● THE PROBLEM: Go through the entries below and count the lines holding the word "JSON". Reply with only the number, please.

Figure contents as structured data
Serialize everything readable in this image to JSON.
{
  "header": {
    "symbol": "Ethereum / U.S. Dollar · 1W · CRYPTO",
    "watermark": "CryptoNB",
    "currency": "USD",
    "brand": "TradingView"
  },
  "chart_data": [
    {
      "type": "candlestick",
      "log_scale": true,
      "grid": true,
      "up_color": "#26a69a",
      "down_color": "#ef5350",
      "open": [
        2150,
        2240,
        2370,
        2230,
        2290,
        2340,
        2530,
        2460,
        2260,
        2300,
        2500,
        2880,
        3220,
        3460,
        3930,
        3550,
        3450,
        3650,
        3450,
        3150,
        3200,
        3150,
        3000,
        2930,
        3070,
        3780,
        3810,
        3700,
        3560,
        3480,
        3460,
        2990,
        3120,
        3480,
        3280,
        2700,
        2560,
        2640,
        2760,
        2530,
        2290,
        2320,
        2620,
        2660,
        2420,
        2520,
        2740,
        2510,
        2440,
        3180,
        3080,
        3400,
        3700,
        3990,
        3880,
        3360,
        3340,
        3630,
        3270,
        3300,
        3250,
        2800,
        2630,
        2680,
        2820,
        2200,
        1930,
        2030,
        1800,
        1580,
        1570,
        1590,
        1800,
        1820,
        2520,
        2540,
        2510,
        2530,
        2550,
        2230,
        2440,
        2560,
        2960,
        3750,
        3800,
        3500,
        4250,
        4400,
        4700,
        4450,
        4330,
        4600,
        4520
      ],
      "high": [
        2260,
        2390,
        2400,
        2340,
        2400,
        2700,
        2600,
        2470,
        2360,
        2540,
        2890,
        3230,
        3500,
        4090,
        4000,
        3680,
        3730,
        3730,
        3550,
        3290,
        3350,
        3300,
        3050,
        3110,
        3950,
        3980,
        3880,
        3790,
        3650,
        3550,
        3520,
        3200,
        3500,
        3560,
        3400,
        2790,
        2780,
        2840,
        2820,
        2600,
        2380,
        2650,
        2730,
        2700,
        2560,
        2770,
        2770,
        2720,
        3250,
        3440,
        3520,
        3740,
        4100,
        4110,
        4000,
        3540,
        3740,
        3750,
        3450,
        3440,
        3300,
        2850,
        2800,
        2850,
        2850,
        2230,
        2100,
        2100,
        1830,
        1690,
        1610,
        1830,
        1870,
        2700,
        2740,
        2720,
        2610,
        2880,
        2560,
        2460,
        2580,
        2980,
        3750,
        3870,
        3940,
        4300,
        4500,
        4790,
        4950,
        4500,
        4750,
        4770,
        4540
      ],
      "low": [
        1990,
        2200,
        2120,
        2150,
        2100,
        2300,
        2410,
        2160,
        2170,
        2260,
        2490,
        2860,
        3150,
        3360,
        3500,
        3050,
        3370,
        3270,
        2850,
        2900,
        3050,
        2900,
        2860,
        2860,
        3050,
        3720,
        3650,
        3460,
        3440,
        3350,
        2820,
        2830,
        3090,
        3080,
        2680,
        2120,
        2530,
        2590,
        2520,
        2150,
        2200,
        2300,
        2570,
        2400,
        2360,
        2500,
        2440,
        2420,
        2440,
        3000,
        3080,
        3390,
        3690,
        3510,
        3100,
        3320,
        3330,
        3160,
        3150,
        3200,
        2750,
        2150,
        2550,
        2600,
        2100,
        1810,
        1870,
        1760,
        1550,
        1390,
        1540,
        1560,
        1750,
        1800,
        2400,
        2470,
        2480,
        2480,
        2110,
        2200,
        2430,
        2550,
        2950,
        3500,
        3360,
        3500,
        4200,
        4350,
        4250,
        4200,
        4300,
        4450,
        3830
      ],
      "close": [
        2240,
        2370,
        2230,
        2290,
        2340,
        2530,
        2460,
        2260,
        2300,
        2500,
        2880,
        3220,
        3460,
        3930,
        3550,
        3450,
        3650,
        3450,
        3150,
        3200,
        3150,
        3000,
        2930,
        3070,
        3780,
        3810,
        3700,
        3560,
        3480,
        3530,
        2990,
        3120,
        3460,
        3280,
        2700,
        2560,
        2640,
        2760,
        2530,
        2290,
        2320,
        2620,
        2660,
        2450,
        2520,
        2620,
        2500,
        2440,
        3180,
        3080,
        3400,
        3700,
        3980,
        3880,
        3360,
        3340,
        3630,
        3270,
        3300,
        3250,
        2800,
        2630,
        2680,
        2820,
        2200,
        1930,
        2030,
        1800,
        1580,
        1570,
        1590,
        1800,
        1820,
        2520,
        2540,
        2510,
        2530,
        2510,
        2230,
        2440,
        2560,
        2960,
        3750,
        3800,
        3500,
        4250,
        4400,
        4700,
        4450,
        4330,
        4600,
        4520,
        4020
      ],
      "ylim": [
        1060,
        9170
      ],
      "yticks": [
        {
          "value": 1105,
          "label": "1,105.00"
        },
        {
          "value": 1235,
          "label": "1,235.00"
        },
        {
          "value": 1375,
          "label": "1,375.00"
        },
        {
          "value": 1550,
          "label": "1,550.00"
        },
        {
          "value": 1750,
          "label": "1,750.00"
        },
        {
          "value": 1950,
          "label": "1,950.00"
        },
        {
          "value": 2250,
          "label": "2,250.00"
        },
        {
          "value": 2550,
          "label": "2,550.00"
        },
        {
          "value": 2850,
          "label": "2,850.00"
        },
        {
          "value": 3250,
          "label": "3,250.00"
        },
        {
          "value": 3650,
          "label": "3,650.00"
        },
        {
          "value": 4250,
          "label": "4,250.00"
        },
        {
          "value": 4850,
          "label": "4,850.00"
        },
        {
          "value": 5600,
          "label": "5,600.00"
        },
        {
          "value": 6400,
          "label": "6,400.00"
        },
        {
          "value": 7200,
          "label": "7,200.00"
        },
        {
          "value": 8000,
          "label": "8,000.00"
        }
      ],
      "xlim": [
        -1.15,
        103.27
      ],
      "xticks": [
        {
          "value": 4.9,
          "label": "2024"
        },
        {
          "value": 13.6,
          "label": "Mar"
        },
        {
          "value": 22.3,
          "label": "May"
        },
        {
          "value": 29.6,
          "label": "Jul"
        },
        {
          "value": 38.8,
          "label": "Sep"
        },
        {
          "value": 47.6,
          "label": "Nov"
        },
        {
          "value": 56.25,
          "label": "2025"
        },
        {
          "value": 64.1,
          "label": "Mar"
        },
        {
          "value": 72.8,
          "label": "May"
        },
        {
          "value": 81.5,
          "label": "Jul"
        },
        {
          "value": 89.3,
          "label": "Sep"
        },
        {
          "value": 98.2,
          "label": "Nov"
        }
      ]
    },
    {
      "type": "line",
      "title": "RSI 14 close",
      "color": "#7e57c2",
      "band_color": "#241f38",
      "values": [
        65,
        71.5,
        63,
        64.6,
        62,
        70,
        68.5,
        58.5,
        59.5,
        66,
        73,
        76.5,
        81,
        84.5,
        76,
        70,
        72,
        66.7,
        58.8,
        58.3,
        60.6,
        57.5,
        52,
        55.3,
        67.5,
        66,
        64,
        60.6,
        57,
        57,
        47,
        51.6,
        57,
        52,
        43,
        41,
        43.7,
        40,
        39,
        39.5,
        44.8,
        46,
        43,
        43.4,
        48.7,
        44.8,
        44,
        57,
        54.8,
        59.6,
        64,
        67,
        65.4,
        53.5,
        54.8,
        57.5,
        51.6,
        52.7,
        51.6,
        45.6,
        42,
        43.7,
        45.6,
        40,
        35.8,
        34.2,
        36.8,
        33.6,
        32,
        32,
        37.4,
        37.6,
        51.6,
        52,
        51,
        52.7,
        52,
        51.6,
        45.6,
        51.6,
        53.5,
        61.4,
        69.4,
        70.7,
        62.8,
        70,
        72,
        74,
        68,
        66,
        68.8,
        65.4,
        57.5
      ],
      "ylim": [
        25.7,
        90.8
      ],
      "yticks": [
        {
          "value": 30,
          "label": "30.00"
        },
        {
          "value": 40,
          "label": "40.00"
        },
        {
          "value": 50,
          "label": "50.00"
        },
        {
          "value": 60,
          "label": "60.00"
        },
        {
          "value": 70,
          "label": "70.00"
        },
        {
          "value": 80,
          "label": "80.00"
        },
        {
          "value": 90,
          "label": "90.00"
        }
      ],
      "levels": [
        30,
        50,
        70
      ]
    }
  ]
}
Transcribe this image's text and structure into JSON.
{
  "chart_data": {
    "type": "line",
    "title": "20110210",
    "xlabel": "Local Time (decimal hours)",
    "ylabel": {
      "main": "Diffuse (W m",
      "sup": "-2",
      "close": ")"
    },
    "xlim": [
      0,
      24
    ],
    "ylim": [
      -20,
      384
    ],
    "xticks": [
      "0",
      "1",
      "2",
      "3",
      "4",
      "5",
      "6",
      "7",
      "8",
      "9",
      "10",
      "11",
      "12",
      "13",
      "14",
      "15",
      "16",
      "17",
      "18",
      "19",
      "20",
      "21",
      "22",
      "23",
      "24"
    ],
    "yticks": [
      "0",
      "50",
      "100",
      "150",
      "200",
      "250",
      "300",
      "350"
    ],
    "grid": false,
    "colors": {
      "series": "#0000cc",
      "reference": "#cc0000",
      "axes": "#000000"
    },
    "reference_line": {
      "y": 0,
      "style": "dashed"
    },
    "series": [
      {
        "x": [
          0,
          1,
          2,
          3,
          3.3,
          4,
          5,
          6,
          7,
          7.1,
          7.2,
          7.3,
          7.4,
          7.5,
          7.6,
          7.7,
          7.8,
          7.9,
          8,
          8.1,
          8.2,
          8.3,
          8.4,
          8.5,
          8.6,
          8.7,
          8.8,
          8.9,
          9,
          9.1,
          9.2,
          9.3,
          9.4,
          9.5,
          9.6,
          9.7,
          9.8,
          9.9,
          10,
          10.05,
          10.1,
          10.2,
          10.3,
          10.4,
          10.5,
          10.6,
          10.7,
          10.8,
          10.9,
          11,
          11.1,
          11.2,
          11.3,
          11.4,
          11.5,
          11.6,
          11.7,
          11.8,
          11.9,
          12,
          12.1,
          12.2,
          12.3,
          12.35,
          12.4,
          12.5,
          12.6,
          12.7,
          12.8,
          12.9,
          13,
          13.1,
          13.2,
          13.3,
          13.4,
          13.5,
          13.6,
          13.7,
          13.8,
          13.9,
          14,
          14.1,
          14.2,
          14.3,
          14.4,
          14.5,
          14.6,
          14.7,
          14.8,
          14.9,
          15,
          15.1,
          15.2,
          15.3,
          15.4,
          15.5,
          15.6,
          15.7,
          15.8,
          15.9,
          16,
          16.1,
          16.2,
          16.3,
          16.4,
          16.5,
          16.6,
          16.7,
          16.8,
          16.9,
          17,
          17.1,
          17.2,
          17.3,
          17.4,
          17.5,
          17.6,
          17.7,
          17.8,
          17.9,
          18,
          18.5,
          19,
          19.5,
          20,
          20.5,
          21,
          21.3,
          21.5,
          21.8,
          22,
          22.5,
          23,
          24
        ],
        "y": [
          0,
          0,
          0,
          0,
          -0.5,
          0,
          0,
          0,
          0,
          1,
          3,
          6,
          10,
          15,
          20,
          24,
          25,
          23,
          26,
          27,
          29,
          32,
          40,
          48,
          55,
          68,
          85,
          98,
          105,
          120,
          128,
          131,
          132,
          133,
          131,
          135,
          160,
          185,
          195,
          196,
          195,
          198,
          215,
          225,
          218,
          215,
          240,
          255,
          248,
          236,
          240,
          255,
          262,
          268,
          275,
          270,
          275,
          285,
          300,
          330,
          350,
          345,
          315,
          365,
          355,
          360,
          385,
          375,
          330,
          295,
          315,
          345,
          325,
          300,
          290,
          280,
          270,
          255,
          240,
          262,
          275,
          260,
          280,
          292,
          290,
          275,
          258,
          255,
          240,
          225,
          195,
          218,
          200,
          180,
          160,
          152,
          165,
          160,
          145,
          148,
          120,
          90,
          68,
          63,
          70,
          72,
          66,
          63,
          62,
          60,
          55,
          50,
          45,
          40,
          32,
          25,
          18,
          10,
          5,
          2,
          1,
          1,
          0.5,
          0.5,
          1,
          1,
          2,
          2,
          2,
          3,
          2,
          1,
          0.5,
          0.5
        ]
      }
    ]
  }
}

● CORRECT OUTPUT: 2